*Requirement*. Within the records that follow, find every line containing the string "color". Copy those lines.

*Material*.
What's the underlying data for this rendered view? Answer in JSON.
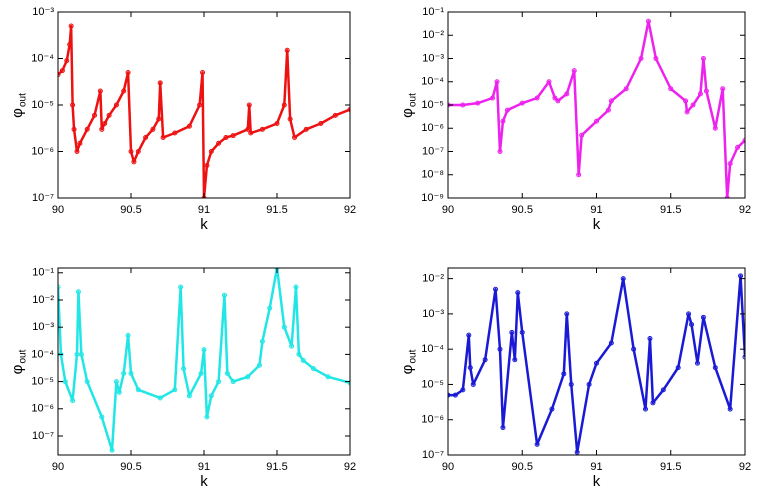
{
  "chart_data": [
    {
      "type": "line",
      "xlabel": "k",
      "ylabel": "φ",
      "ylabel_subscript": "out",
      "log_y": true,
      "color": "#ee1111",
      "xlim": [
        90,
        92
      ],
      "xticks": [
        90,
        90.5,
        91,
        91.5,
        92
      ],
      "ylim": [
        1e-07,
        0.001
      ],
      "yticks": [
        {
          "value": 1e-07,
          "label": "10⁻⁷"
        },
        {
          "value": 1e-06,
          "label": "10⁻⁶"
        },
        {
          "value": 1e-05,
          "label": "10⁻⁵"
        },
        {
          "value": 0.0001,
          "label": "10⁻⁴"
        },
        {
          "value": 0.001,
          "label": "10⁻³"
        }
      ],
      "x": [
        90,
        90.03,
        90.06,
        90.08,
        90.09,
        90.1,
        90.11,
        90.13,
        90.15,
        90.2,
        90.25,
        90.29,
        90.3,
        90.32,
        90.35,
        90.4,
        90.45,
        90.48,
        90.5,
        90.52,
        90.55,
        90.6,
        90.65,
        90.69,
        90.7,
        90.72,
        90.8,
        90.9,
        90.97,
        90.99,
        91.0,
        91.02,
        91.05,
        91.1,
        91.15,
        91.2,
        91.3,
        91.31,
        91.32,
        91.4,
        91.5,
        91.55,
        91.57,
        91.59,
        91.62,
        91.7,
        91.8,
        91.9,
        92
      ],
      "values": [
        4.5e-05,
        5.5e-05,
        9e-05,
        0.0002,
        0.0005,
        1e-05,
        3e-06,
        1e-06,
        1.5e-06,
        3e-06,
        6e-06,
        2e-05,
        3e-06,
        4e-06,
        6e-06,
        1e-05,
        2e-05,
        5e-05,
        1e-06,
        6e-07,
        1e-06,
        2e-06,
        3e-06,
        5e-06,
        3e-05,
        2e-06,
        2.5e-06,
        3.5e-06,
        1e-05,
        5e-05,
        1e-07,
        5e-07,
        1e-06,
        1.5e-06,
        2e-06,
        2.2e-06,
        3e-06,
        1e-05,
        2.5e-06,
        3e-06,
        4e-06,
        1e-05,
        0.00015,
        5e-06,
        2e-06,
        3e-06,
        4e-06,
        6e-06,
        8e-06
      ]
    },
    {
      "type": "line",
      "xlabel": "k",
      "ylabel": "φ",
      "ylabel_subscript": "out",
      "log_y": true,
      "color": "#ee22ee",
      "xlim": [
        90,
        92
      ],
      "xticks": [
        90,
        90.5,
        91,
        91.5,
        92
      ],
      "ylim": [
        1e-09,
        0.1
      ],
      "yticks": [
        {
          "value": 1e-09,
          "label": "10⁻⁹"
        },
        {
          "value": 1e-08,
          "label": "10⁻⁸"
        },
        {
          "value": 1e-07,
          "label": "10⁻⁷"
        },
        {
          "value": 1e-06,
          "label": "10⁻⁶"
        },
        {
          "value": 1e-05,
          "label": "10⁻⁵"
        },
        {
          "value": 0.0001,
          "label": "10⁻⁴"
        },
        {
          "value": 0.001,
          "label": "10⁻³"
        },
        {
          "value": 0.01,
          "label": "10⁻²"
        },
        {
          "value": 0.1,
          "label": "10⁻¹"
        }
      ],
      "x": [
        90,
        90.1,
        90.2,
        90.3,
        90.33,
        90.35,
        90.37,
        90.4,
        90.5,
        90.6,
        90.68,
        90.72,
        90.74,
        90.8,
        90.85,
        90.88,
        90.9,
        91.0,
        91.08,
        91.1,
        91.2,
        91.3,
        91.35,
        91.4,
        91.5,
        91.6,
        91.61,
        91.65,
        91.7,
        91.72,
        91.74,
        91.8,
        91.85,
        91.88,
        91.9,
        91.95,
        92
      ],
      "values": [
        1e-05,
        1e-05,
        1.2e-05,
        2e-05,
        0.0001,
        1e-07,
        2e-06,
        6e-06,
        1.2e-05,
        2e-05,
        0.0001,
        2e-05,
        1.5e-05,
        3e-05,
        0.0003,
        1e-08,
        5e-07,
        2e-06,
        6e-06,
        1.5e-05,
        5e-05,
        0.001,
        0.04,
        0.001,
        5e-05,
        1.5e-05,
        5e-06,
        1e-05,
        3e-05,
        0.001,
        4e-05,
        1e-06,
        5e-05,
        1e-09,
        3e-08,
        1.5e-07,
        3e-07
      ]
    },
    {
      "type": "line",
      "xlabel": "k",
      "ylabel": "φ",
      "ylabel_subscript": "out",
      "log_y": true,
      "color": "#22e6e6",
      "xlim": [
        90,
        92
      ],
      "xticks": [
        90,
        90.5,
        91,
        91.5,
        92
      ],
      "ylim": [
        2e-08,
        0.15
      ],
      "yticks": [
        {
          "value": 1e-07,
          "label": "10⁻⁷"
        },
        {
          "value": 1e-06,
          "label": "10⁻⁶"
        },
        {
          "value": 1e-05,
          "label": "10⁻⁵"
        },
        {
          "value": 0.0001,
          "label": "10⁻⁴"
        },
        {
          "value": 0.001,
          "label": "10⁻³"
        },
        {
          "value": 0.01,
          "label": "10⁻²"
        },
        {
          "value": 0.1,
          "label": "10⁻¹"
        }
      ],
      "x": [
        90,
        90.02,
        90.05,
        90.1,
        90.13,
        90.14,
        90.16,
        90.2,
        90.3,
        90.37,
        90.4,
        90.42,
        90.45,
        90.48,
        90.5,
        90.55,
        90.7,
        90.8,
        90.84,
        90.86,
        90.9,
        90.98,
        91.0,
        91.02,
        91.05,
        91.1,
        91.14,
        91.16,
        91.2,
        91.3,
        91.38,
        91.4,
        91.45,
        91.5,
        91.55,
        91.6,
        91.63,
        91.65,
        91.68,
        91.75,
        91.85,
        92
      ],
      "values": [
        0.03,
        0.0001,
        1e-05,
        2e-06,
        0.0001,
        0.02,
        0.0001,
        1e-05,
        5e-07,
        3e-08,
        1e-05,
        4e-06,
        2e-05,
        0.0005,
        2e-05,
        5e-06,
        2.5e-06,
        5e-06,
        0.03,
        3e-05,
        3e-06,
        2e-05,
        0.00015,
        5e-07,
        3e-06,
        1e-05,
        0.015,
        2e-05,
        1e-05,
        1.5e-05,
        4e-05,
        0.0003,
        0.005,
        0.15,
        0.001,
        0.0002,
        0.03,
        0.0001,
        6e-05,
        3e-05,
        1.5e-05,
        9e-06
      ]
    },
    {
      "type": "line",
      "xlabel": "k",
      "ylabel": "φ",
      "ylabel_subscript": "out",
      "log_y": true,
      "color": "#1a1ad6",
      "xlim": [
        90,
        92
      ],
      "xticks": [
        90,
        90.5,
        91,
        91.5,
        92
      ],
      "ylim": [
        1e-07,
        0.02
      ],
      "yticks": [
        {
          "value": 1e-07,
          "label": "10⁻⁷"
        },
        {
          "value": 1e-06,
          "label": "10⁻⁶"
        },
        {
          "value": 1e-05,
          "label": "10⁻⁵"
        },
        {
          "value": 0.0001,
          "label": "10⁻⁴"
        },
        {
          "value": 0.001,
          "label": "10⁻³"
        },
        {
          "value": 0.01,
          "label": "10⁻²"
        }
      ],
      "x": [
        90,
        90.05,
        90.1,
        90.14,
        90.15,
        90.17,
        90.25,
        90.32,
        90.35,
        90.37,
        90.43,
        90.45,
        90.47,
        90.5,
        90.6,
        90.7,
        90.78,
        90.8,
        90.83,
        90.87,
        90.95,
        91.0,
        91.1,
        91.18,
        91.25,
        91.33,
        91.36,
        91.38,
        91.45,
        91.55,
        91.62,
        91.64,
        91.68,
        91.72,
        91.8,
        91.9,
        91.97,
        92
      ],
      "values": [
        5e-06,
        5e-06,
        7e-06,
        0.00025,
        3e-05,
        1e-05,
        5e-05,
        0.005,
        0.0001,
        6e-07,
        0.0003,
        5e-05,
        0.004,
        0.0003,
        2e-07,
        2e-06,
        2e-05,
        0.001,
        1e-05,
        1.2e-07,
        1e-05,
        4e-05,
        0.00015,
        0.01,
        0.0001,
        2e-06,
        0.0002,
        3e-06,
        7e-06,
        3e-05,
        0.001,
        0.0005,
        4e-05,
        0.0008,
        3e-05,
        2e-06,
        0.012,
        6e-05
      ]
    }
  ]
}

*Reply to the exercise*.
      "color": "#ee1111",
      "color": "#ee22ee",
      "color": "#22e6e6",
      "color": "#1a1ad6",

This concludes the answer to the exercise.